BEGIN Supplied data
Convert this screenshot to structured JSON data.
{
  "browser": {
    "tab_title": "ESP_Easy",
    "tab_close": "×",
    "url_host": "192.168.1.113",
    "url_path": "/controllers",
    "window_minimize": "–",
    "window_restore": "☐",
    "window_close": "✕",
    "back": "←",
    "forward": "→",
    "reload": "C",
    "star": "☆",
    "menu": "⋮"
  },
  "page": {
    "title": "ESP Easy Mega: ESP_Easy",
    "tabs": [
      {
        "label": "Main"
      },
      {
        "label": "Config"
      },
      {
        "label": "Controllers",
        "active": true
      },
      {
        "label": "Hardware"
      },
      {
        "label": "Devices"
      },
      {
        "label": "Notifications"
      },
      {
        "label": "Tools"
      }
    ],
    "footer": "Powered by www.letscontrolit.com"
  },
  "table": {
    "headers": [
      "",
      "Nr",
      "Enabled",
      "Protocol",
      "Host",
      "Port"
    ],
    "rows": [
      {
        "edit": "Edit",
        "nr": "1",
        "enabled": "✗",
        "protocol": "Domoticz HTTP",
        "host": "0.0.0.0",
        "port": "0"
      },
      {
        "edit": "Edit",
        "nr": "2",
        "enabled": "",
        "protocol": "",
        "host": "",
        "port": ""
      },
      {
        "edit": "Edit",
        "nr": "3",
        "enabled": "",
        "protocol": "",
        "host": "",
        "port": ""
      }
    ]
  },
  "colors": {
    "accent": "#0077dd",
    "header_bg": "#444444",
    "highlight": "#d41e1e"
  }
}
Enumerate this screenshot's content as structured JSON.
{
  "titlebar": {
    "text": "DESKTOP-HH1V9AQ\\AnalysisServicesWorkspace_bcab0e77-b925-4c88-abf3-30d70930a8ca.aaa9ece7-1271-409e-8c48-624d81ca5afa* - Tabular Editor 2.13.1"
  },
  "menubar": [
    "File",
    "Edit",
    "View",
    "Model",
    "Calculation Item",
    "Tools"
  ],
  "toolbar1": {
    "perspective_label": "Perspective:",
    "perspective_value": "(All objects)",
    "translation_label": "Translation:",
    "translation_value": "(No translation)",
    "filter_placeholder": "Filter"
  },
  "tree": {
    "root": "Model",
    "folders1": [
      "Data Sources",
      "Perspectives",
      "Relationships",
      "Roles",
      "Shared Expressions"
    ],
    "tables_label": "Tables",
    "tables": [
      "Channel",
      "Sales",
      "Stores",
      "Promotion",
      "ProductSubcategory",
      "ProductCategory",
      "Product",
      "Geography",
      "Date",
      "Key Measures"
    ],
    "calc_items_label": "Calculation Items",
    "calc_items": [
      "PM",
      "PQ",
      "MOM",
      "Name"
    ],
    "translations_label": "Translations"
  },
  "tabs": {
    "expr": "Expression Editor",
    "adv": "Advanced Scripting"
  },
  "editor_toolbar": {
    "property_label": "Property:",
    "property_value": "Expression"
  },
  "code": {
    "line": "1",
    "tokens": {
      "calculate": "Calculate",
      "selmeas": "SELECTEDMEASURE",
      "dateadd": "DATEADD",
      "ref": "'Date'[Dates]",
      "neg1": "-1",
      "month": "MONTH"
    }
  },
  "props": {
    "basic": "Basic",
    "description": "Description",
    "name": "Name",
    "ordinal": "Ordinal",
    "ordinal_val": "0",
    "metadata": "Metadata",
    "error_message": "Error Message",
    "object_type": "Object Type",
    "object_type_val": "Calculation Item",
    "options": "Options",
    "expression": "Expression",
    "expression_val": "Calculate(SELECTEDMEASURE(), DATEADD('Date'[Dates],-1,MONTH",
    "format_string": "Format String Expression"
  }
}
END Supplied data
Nothing in the listing may be changed; retype it all exactly.

**The reply**:
Convert this screenshot to structured JSON data.
{
  "browser": {
    "tab_title": "ESP_Easy",
    "tab_close": "×",
    "url_host": "192.168.1.113",
    "url_path": "/controllers",
    "window_minimize": "–",
    "window_restore": "☐",
    "window_close": "✕",
    "back": "←",
    "forward": "→",
    "reload": "C",
    "star": "☆",
    "menu": "⋮"
  },
  "page": {
    "title": "ESP Easy Mega: ESP_Easy",
    "tabs": [
      {
        "label": "Main"
      },
      {
        "label": "Config"
      },
      {
        "label": "Controllers",
        "active": true
      },
      {
        "label": "Hardware"
      },
      {
        "label": "Devices"
      },
      {
        "label": "Notifications"
      },
      {
        "label": "Tools"
      }
    ],
    "footer": "Powered by www.letscontrolit.com"
  },
  "table": {
    "headers": [
      "",
      "Nr",
      "Enabled",
      "Protocol",
      "Host",
      "Port"
    ],
    "rows": [
      {
        "edit": "Edit",
        "nr": "1",
        "enabled": "✗",
        "protocol": "Domoticz HTTP",
        "host": "0.0.0.0",
        "port": "0"
      },
      {
        "edit": "Edit",
        "nr": "2",
        "enabled": "",
        "protocol": "",
        "host": "",
        "port": ""
      },
      {
        "edit": "Edit",
        "nr": "3",
        "enabled": "",
        "protocol": "",
        "host": "",
        "port": ""
      }
    ]
  },
  "colors": {
    "accent": "#0077dd",
    "header_bg": "#444444",
    "highlight": "#d41e1e"
  }
}
Enumerate this screenshot's content as structured JSON.
{
  "titlebar": {
    "text": "DESKTOP-HH1V9AQ\\AnalysisServicesWorkspace_bcab0e77-b925-4c88-abf3-30d70930a8ca.aaa9ece7-1271-409e-8c48-624d81ca5afa* - Tabular Editor 2.13.1"
  },
  "menubar": [
    "File",
    "Edit",
    "View",
    "Model",
    "Calculation Item",
    "Tools"
  ],
  "toolbar1": {
    "perspective_label": "Perspective:",
    "perspective_value": "(All objects)",
    "translation_label": "Translation:",
    "translation_value": "(No translation)",
    "filter_placeholder": "Filter"
  },
  "tree": {
    "root": "Model",
    "folders1": [
      "Data Sources",
      "Perspectives",
      "Relationships",
      "Roles",
      "Shared Expressions"
    ],
    "tables_label": "Tables",
    "tables": [
      "Channel",
      "Sales",
      "Stores",
      "Promotion",
      "ProductSubcategory",
      "ProductCategory",
      "Product",
      "Geography",
      "Date",
      "Key Measures"
    ],
    "calc_items_label": "Calculation Items",
    "calc_items": [
      "PM",
      "PQ",
      "MOM",
      "Name"
    ],
    "translations_label": "Translations"
  },
  "tabs": {
    "expr": "Expression Editor",
    "adv": "Advanced Scripting"
  },
  "editor_toolbar": {
    "property_label": "Property:",
    "property_value": "Expression"
  },
  "code": {
    "line": "1",
    "tokens": {
      "calculate": "Calculate",
      "selmeas": "SELECTEDMEASURE",
      "dateadd": "DATEADD",
      "ref": "'Date'[Dates]",
      "neg1": "-1",
      "month": "MONTH"
    }
  },
  "props": {
    "basic": "Basic",
    "description": "Description",
    "name": "Name",
    "ordinal": "Ordinal",
    "ordinal_val": "0",
    "metadata": "Metadata",
    "error_message": "Error Message",
    "object_type": "Object Type",
    "object_type_val": "Calculation Item",
    "options": "Options",
    "expression": "Expression",
    "expression_val": "Calculate(SELECTEDMEASURE(), DATEADD('Date'[Dates],-1,MONTH",
    "format_string": "Format String Expression"
  }
}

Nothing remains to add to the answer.